» Records provided:

=======

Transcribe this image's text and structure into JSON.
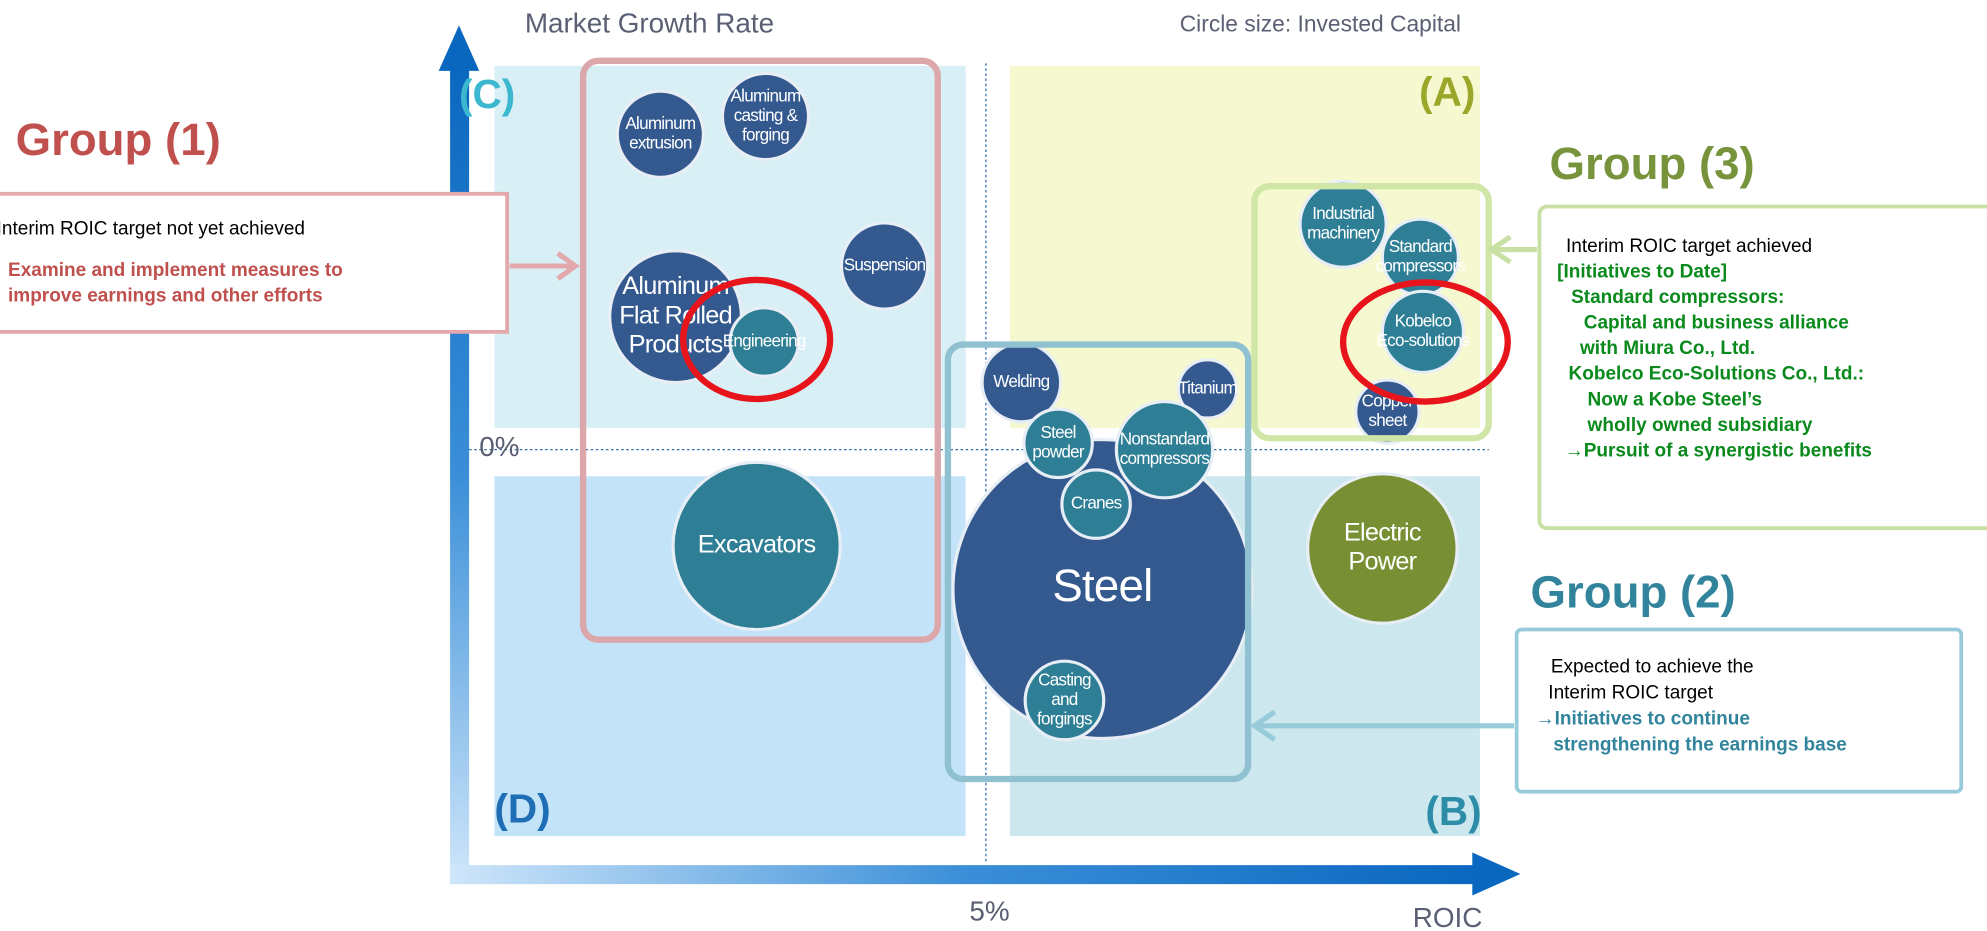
{
  "axes": {
    "y_label": "Market Growth Rate",
    "x_label": "ROIC",
    "size_note": "Circle size: Invested Capital",
    "y_mark": "0%",
    "x_mark": "5%"
  },
  "quadrants": [
    "(C)",
    "(A)",
    "(D)",
    "(B)"
  ],
  "nodes": [
    {
      "label": [
        "Aluminum",
        "extrusion"
      ],
      "color": "#34598f"
    },
    {
      "label": [
        "Aluminum",
        "casting &",
        "forging"
      ],
      "color": "#34598f"
    },
    {
      "label": [
        "Aluminum",
        "Flat Rolled",
        "Products"
      ],
      "color": "#34598f"
    },
    {
      "label": [
        "Engineering"
      ],
      "color": "#2e7f96"
    },
    {
      "label": [
        "Suspension"
      ],
      "color": "#34598f"
    },
    {
      "label": [
        "Excavators"
      ],
      "color": "#2e7f96"
    },
    {
      "label": [
        "Welding"
      ],
      "color": "#34598f"
    },
    {
      "label": [
        "Titanium"
      ],
      "color": "#34598f"
    },
    {
      "label": [
        "Steel"
      ],
      "color": "#34598f"
    },
    {
      "label": [
        "Steel",
        "powder"
      ],
      "color": "#2e7f96"
    },
    {
      "label": [
        "Nonstandard",
        "compressors"
      ],
      "color": "#2e7f96"
    },
    {
      "label": [
        "Cranes"
      ],
      "color": "#2e7f96"
    },
    {
      "label": [
        "Casting",
        "and",
        "forgings"
      ],
      "color": "#2e7f96"
    },
    {
      "label": [
        "Industrial",
        "machinery"
      ],
      "color": "#2e7f96"
    },
    {
      "label": [
        "Standard",
        "compressors"
      ],
      "color": "#2e7f96"
    },
    {
      "label": [
        "Kobelco",
        "Eco-solutions"
      ],
      "color": "#2e7f96"
    },
    {
      "label": [
        "Copper",
        "sheet"
      ],
      "color": "#34598f"
    },
    {
      "label": [
        "Electric",
        "Power"
      ],
      "color": "#788f33"
    }
  ],
  "groups": [
    {
      "title": "Group (1)",
      "status": [
        "Interim ROIC target not yet achieved"
      ],
      "actions": [
        "Examine and implement measures to",
        "improve earnings and other efforts"
      ]
    },
    {
      "title": "Group (3)",
      "status": [
        "Interim ROIC target achieved"
      ],
      "actions": [
        "[Initiatives to Date]",
        "Standard compressors:",
        "Capital and business alliance",
        "with Miura Co., Ltd.",
        "Kobelco Eco-Solutions Co., Ltd.:",
        "Now a Kobe Steel’s",
        "wholly owned subsidiary",
        "→Pursuit of a synergistic benefits"
      ]
    },
    {
      "title": "Group (2)",
      "status": [
        "Expected to achieve the",
        "Interim ROIC target"
      ],
      "actions": [
        "→Initiatives to continue",
        "strengthening the earnings base"
      ]
    }
  ]
}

=======

» Task to carry out: Collect each line containing the string "Interim".

» Answer to this task:
        "Interim ROIC target not yet achieved"
        "Interim ROIC target achieved"
        "Interim ROIC target"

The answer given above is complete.